_Exercise details_: For each line in the data below that holds "this", return a copy.

START Data excerpts

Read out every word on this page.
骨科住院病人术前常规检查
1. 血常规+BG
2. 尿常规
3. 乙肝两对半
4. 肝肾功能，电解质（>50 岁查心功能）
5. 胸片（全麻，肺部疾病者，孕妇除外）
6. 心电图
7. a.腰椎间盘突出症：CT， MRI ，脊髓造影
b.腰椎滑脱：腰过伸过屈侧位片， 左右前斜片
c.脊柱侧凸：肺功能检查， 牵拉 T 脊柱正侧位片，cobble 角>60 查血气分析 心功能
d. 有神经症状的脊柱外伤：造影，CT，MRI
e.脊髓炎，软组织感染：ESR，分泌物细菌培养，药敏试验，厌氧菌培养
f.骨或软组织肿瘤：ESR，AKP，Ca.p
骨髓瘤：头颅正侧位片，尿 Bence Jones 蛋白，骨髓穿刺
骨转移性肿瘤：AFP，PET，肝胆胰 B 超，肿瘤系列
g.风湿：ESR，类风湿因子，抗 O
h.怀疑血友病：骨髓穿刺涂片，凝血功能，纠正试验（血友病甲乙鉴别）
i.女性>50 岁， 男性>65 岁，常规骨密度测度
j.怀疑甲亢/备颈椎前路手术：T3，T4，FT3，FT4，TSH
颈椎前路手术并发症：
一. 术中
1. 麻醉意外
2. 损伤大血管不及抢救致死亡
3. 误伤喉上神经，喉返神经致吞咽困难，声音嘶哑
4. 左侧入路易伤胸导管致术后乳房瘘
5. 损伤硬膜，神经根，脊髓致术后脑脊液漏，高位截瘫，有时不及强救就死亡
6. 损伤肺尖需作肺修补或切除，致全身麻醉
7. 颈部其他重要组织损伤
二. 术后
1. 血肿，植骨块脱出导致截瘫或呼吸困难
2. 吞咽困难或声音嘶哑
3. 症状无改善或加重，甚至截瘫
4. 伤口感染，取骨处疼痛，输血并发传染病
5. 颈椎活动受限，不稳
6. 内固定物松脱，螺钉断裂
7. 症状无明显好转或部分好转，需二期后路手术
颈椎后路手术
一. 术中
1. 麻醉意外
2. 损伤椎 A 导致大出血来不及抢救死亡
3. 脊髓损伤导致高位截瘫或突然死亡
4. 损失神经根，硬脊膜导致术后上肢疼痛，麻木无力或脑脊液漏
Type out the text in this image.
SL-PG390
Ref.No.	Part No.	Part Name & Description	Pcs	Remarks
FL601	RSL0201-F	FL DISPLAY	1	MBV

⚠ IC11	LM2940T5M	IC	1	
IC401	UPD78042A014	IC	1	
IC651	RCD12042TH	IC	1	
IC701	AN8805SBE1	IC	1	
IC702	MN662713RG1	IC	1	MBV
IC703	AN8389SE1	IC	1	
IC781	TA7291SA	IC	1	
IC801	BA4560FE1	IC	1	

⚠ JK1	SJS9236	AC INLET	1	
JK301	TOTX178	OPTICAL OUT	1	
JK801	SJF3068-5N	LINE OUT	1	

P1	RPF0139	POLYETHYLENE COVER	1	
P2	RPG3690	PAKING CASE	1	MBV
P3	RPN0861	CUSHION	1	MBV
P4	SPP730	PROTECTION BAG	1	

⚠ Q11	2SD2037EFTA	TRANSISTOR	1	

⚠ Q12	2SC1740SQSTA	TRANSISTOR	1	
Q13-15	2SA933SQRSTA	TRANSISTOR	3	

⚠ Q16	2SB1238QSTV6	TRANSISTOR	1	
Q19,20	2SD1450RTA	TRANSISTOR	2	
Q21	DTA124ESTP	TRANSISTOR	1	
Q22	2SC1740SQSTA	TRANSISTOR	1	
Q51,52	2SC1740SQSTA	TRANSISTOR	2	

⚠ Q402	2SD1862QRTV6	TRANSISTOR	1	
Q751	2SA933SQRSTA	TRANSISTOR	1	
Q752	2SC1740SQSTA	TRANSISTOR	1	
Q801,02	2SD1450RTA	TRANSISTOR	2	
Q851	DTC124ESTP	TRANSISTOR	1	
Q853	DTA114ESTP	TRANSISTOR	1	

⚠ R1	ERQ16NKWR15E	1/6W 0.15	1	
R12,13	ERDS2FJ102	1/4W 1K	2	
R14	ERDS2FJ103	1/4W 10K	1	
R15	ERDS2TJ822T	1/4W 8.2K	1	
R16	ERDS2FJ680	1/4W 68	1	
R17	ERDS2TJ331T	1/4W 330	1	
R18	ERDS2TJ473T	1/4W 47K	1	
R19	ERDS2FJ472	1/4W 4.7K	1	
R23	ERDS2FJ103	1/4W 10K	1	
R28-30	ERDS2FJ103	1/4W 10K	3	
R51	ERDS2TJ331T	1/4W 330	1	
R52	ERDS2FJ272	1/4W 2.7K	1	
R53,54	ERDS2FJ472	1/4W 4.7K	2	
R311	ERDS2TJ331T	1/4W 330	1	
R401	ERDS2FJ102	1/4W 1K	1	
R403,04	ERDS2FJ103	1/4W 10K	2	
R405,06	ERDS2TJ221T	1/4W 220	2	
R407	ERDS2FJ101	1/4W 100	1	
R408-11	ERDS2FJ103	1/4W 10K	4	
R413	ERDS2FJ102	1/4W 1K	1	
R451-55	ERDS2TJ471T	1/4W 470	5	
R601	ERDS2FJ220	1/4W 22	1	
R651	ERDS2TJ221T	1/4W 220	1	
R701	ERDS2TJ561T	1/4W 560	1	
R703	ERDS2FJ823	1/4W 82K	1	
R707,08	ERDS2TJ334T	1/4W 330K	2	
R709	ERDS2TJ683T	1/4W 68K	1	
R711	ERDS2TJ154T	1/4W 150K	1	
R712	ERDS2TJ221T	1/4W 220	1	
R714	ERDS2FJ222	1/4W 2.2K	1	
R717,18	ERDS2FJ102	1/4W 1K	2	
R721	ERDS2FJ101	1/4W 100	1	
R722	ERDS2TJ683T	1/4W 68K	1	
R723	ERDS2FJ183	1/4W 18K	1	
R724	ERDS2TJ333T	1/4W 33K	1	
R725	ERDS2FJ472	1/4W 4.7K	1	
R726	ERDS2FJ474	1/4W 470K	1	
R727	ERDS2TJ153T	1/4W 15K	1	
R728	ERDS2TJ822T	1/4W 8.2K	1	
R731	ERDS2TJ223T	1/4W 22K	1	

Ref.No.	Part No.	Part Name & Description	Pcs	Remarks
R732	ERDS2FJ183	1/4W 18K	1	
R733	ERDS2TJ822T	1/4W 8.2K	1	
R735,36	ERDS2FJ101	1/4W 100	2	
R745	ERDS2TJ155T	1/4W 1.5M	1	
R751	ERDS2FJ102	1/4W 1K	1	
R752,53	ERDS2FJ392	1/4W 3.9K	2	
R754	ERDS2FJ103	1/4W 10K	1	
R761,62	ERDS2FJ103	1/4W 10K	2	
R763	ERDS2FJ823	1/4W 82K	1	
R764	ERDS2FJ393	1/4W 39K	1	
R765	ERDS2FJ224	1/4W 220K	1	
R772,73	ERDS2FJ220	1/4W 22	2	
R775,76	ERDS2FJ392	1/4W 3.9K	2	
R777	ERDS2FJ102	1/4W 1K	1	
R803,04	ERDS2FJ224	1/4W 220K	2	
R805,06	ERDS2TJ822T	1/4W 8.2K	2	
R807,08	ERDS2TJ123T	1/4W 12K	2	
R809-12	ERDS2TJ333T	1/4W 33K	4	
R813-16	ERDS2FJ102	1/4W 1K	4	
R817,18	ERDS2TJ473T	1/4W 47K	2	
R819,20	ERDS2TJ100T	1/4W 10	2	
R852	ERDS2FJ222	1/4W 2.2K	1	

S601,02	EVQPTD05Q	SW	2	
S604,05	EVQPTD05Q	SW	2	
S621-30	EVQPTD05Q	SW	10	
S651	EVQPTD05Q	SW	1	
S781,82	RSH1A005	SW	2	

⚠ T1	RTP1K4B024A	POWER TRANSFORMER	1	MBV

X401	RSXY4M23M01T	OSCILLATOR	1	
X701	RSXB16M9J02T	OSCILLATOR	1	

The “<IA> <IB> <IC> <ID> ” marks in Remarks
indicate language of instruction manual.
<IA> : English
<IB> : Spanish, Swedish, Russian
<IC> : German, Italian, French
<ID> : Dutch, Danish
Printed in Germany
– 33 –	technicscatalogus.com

END Data excerpts

_Answer for the task_:
Read out every word on this page.
Type out the text in this image.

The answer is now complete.